● **所给文本**
--
界面诱导胶体纳米颗粒自组装

The self-assembly of colloidal nano-particles based on the minimization of the system's free energy is a significant technique to manufacturing next-generation nanomaterials. Colloidal crystals self-assembled by colloidal nano-particles have many unique properties and important potential applications in sensors, micro-nanofabrication templates and functional surfaces. The properties of the colloidal crystals depend on the properties and crystal structures of the nano-particles. At present, it has been developed a variety of nano-particles having excellent characteristics. Therefore, the bottleneck of colloidal crystals preparation is the ordered self-assembly of colloidal nano-particles. Interface induction is one of the most important methods of self-assembly of colloidal nano-particles, and the two-phase interface induction method overcomes the shortcomings of the traditional methods which is also able to realize large-area preparation of colloidal crystal films. This study mainly aims to discover the theory of self-assembly of colloidal nano-particles induced by the two-phase interface and obtain associated control technology. On the base of fluid/fluid interface induced self-assembly of colloidal nano-particles, the method of fluid/solid interface induced self-assembly of colloidal nano-particles will be proposed. The main content to be completed of this study include: 1) the interactions between colloidal nano-particles and interactions between colloidal nano-particles and the two-phase interface; 2) the wetting and thermodynamic processes of the colloidal particles penetrating fluid/fluid interface; 3) the control of colloidal nano-particles self-assembly at the two-phase interface; 4) the preparation of large-area functional surface like superhydrophobic, etc.
--
● **任务详情**
根据这段关于胶体纳米颗粒自组装的文字，制备胶体晶体的瓶颈是什么？ 这些记录取自另一个来源。

(存储的数据)
--
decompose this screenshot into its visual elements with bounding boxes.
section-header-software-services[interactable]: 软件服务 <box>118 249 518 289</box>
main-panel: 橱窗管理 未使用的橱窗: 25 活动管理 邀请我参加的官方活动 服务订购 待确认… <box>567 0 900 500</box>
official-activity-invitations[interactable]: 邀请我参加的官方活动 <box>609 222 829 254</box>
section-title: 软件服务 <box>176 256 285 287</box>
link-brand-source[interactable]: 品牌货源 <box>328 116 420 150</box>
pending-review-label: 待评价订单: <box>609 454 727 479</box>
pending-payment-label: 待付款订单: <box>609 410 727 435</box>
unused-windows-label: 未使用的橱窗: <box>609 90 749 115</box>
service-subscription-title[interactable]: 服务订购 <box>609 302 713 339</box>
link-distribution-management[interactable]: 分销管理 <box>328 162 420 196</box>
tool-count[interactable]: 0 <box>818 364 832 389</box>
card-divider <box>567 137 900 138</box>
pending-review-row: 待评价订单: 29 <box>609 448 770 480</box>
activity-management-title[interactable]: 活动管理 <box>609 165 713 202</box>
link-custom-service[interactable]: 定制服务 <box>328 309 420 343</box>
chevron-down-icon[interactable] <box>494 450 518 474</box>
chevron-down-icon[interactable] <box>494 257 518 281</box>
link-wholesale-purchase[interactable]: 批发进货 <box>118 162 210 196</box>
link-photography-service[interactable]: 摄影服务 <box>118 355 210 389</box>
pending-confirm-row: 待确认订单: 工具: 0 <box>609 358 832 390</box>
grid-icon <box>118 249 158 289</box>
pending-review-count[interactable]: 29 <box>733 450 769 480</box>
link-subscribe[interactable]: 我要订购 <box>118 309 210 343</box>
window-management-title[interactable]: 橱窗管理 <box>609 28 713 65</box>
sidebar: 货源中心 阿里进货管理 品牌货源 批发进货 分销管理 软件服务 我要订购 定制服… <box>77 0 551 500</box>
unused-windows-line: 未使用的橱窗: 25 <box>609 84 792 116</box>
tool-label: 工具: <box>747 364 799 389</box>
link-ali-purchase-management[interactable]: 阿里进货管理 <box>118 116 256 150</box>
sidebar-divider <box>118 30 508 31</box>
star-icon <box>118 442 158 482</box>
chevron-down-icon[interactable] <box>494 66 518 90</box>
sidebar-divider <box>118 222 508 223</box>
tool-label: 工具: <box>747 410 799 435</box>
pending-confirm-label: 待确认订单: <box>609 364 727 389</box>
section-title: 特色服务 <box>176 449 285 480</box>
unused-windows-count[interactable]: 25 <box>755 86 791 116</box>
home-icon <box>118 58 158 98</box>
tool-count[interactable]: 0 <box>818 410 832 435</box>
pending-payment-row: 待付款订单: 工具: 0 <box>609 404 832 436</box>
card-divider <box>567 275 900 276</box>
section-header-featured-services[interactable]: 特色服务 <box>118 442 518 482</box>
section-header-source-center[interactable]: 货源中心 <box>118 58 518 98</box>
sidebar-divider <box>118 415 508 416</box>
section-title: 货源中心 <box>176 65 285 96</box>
--
● **完整回答**
胶体纳米颗粒的有序自组装。